→ WHAT IS REQUIRED
Every line of the material that follows must be printed again exactly.

→ DATA RECORDS
::::::::

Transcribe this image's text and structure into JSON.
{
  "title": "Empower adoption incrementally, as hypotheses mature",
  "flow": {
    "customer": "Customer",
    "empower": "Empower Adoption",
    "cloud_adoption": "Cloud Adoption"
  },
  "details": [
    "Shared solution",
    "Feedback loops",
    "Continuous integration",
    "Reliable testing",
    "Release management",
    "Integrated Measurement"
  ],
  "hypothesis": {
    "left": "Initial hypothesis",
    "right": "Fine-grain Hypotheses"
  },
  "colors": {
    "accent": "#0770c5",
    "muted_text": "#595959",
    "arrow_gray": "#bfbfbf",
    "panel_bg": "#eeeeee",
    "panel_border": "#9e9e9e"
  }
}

::::::::

→ EXERCISE ANSWER
Transcribe this image's text and structure into JSON.
{
  "title": "Empower adoption incrementally, as hypotheses mature",
  "flow": {
    "customer": "Customer",
    "empower": "Empower Adoption",
    "cloud_adoption": "Cloud Adoption"
  },
  "details": [
    "Shared solution",
    "Feedback loops",
    "Continuous integration",
    "Reliable testing",
    "Release management",
    "Integrated Measurement"
  ],
  "hypothesis": {
    "left": "Initial hypothesis",
    "right": "Fine-grain Hypotheses"
  },
  "colors": {
    "accent": "#0770c5",
    "muted_text": "#595959",
    "arrow_gray": "#bfbfbf",
    "panel_bg": "#eeeeee",
    "panel_border": "#9e9e9e"
  }
}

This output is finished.